» **What you are asked to do**
Copy the items word for word, starting at the very beginning and ending at the line that contains "y-axis-label: on microglial".

» **Exercise input**

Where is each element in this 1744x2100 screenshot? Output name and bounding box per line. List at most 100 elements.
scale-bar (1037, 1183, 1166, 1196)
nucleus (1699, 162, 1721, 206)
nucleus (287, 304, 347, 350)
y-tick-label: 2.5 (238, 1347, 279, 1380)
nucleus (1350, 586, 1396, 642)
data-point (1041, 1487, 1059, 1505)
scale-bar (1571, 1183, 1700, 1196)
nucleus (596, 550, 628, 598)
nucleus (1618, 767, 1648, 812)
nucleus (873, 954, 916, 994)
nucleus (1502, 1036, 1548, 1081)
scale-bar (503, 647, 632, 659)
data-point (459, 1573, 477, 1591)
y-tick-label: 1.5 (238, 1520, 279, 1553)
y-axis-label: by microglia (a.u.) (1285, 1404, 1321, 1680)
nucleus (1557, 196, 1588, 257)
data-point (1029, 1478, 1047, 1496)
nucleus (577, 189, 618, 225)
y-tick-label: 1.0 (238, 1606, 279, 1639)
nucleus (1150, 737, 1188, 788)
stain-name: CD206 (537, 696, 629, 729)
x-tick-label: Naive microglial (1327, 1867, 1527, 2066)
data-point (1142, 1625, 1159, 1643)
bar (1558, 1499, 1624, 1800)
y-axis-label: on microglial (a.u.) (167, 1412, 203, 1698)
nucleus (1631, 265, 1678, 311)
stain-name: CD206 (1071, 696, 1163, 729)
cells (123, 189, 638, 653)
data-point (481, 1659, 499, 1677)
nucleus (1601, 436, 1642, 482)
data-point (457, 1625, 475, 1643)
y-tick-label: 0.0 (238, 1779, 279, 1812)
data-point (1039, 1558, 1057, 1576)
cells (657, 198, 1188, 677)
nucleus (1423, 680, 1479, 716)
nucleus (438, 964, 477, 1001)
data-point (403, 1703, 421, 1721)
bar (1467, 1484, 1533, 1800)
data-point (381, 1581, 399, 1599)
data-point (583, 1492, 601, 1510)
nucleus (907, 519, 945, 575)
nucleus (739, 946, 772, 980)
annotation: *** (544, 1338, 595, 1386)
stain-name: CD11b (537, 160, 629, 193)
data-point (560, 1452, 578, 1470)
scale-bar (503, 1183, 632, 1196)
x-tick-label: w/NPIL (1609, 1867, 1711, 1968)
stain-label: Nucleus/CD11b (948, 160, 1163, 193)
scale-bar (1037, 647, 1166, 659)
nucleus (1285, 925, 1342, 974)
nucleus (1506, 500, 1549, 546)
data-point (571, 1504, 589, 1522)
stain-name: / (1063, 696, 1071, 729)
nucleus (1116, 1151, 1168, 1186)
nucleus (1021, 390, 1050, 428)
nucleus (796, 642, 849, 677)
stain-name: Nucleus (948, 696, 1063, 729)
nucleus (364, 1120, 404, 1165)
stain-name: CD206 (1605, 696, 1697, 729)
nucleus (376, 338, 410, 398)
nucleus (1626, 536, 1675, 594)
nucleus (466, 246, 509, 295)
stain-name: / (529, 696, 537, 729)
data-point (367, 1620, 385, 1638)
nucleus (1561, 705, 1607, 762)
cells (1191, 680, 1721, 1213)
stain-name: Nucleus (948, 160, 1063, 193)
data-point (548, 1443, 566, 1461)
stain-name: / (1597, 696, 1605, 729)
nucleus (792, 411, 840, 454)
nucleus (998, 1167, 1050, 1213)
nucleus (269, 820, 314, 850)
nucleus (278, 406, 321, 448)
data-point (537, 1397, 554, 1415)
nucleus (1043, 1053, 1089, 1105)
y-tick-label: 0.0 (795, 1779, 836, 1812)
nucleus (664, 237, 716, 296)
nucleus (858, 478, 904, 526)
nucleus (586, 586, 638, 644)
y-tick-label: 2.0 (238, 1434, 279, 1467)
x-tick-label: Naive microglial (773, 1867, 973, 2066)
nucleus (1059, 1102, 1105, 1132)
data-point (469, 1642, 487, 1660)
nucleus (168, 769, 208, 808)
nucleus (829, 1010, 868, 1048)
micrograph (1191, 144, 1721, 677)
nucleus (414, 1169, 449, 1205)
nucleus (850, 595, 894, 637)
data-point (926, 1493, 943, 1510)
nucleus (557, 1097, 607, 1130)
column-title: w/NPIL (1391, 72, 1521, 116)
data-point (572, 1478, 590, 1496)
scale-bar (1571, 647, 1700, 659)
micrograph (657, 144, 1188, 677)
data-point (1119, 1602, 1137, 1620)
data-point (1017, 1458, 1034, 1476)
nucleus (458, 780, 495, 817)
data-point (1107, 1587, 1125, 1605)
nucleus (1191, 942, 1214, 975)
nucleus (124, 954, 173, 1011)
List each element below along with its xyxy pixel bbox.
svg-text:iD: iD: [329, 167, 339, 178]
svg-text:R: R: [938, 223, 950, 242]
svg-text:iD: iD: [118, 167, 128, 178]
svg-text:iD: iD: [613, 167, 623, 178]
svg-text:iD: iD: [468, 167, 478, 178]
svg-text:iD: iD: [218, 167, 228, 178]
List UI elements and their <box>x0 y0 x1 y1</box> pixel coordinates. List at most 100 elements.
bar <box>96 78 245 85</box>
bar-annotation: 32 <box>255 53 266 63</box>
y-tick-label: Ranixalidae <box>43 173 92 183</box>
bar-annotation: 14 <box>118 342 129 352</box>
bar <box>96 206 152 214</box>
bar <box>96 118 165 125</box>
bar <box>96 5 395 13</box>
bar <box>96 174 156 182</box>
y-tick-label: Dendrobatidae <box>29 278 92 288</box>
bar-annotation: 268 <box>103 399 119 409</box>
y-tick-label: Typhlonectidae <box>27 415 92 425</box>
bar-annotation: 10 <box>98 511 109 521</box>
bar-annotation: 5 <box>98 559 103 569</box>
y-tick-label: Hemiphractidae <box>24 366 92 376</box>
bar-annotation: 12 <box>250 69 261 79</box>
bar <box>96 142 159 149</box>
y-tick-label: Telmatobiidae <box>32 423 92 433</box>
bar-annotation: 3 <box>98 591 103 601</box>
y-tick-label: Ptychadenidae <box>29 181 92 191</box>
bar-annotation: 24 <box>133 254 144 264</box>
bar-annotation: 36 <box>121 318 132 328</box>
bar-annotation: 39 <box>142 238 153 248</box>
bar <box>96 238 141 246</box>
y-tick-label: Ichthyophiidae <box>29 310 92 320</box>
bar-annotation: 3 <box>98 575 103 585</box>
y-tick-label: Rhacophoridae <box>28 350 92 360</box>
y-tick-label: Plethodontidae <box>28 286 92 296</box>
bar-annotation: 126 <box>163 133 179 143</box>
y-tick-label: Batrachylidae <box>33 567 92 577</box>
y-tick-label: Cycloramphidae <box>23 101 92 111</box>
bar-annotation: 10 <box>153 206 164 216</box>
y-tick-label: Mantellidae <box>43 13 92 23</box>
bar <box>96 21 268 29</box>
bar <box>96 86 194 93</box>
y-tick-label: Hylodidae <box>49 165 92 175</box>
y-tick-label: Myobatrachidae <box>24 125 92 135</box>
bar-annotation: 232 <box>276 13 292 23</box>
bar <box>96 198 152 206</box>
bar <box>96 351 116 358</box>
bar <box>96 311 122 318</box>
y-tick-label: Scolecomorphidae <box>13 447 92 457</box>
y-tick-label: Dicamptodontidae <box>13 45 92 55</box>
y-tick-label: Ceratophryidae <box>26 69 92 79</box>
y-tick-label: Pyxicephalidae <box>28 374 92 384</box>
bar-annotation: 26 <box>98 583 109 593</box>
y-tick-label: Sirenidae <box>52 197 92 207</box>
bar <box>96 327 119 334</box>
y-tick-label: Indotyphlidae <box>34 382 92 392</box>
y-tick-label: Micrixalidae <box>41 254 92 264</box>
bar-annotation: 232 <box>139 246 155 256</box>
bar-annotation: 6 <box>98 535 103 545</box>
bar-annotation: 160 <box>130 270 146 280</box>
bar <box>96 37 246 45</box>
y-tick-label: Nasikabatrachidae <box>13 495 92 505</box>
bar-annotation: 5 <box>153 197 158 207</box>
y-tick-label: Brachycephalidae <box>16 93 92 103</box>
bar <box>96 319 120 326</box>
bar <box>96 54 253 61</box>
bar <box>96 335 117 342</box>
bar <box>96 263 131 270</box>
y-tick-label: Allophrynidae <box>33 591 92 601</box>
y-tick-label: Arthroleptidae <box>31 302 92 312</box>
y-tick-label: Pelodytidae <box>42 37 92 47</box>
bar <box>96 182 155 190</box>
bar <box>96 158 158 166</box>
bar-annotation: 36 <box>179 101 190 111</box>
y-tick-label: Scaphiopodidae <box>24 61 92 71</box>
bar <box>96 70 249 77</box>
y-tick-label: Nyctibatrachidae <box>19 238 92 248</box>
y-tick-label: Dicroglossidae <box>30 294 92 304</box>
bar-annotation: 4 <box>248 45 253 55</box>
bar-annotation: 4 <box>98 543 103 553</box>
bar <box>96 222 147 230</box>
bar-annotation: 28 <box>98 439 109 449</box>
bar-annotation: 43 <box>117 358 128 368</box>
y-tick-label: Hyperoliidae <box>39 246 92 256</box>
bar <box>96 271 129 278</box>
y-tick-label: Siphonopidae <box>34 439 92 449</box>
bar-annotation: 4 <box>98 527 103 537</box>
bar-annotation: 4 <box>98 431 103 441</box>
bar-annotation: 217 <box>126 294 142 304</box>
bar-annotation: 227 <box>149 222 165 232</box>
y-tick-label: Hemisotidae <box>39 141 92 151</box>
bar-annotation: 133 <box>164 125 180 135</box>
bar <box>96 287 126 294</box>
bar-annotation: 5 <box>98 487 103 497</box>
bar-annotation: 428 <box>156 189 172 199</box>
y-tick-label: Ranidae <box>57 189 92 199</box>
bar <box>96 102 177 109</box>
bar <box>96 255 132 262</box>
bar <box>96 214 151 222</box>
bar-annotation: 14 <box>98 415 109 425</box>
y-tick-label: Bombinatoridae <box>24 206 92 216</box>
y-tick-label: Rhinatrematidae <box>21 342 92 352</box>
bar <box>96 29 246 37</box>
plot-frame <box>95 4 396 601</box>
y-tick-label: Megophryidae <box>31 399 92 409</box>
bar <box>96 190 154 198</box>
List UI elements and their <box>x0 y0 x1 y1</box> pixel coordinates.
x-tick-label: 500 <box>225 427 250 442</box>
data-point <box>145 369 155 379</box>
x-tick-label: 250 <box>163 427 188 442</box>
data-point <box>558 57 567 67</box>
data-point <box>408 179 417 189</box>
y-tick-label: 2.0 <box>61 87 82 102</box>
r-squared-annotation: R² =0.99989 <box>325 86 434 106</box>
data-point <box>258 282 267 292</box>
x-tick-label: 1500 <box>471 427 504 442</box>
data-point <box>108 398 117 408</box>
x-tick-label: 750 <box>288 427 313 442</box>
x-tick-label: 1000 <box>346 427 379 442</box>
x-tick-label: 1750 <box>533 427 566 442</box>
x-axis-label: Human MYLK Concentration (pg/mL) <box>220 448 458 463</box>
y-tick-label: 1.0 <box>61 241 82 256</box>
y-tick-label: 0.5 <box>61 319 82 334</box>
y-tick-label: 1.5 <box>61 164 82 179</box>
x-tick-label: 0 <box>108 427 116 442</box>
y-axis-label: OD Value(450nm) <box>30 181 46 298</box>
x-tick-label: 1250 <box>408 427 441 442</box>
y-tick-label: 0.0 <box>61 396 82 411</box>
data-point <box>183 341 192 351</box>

» **Problem solution**
Where is each element in this 1744x2100 screenshot? Output name and bounding box per line. List at most 100 elements.
scale-bar (1037, 1183, 1166, 1196)
nucleus (1699, 162, 1721, 206)
nucleus (287, 304, 347, 350)
y-tick-label: 2.5 (238, 1347, 279, 1380)
nucleus (1350, 586, 1396, 642)
data-point (1041, 1487, 1059, 1505)
scale-bar (1571, 1183, 1700, 1196)
nucleus (596, 550, 628, 598)
nucleus (1618, 767, 1648, 812)
nucleus (873, 954, 916, 994)
nucleus (1502, 1036, 1548, 1081)
scale-bar (503, 647, 632, 659)
data-point (459, 1573, 477, 1591)
y-tick-label: 1.5 (238, 1520, 279, 1553)
y-axis-label: by microglia (a.u.) (1285, 1404, 1321, 1680)
nucleus (1557, 196, 1588, 257)
data-point (1029, 1478, 1047, 1496)
nucleus (577, 189, 618, 225)
y-tick-label: 1.0 (238, 1606, 279, 1639)
nucleus (1150, 737, 1188, 788)
stain-name: CD206 (537, 696, 629, 729)
x-tick-label: Naive microglial (1327, 1867, 1527, 2066)
data-point (1142, 1625, 1159, 1643)
bar (1558, 1499, 1624, 1800)
y-axis-label: on microglial (a.u.) (167, 1412, 203, 1698)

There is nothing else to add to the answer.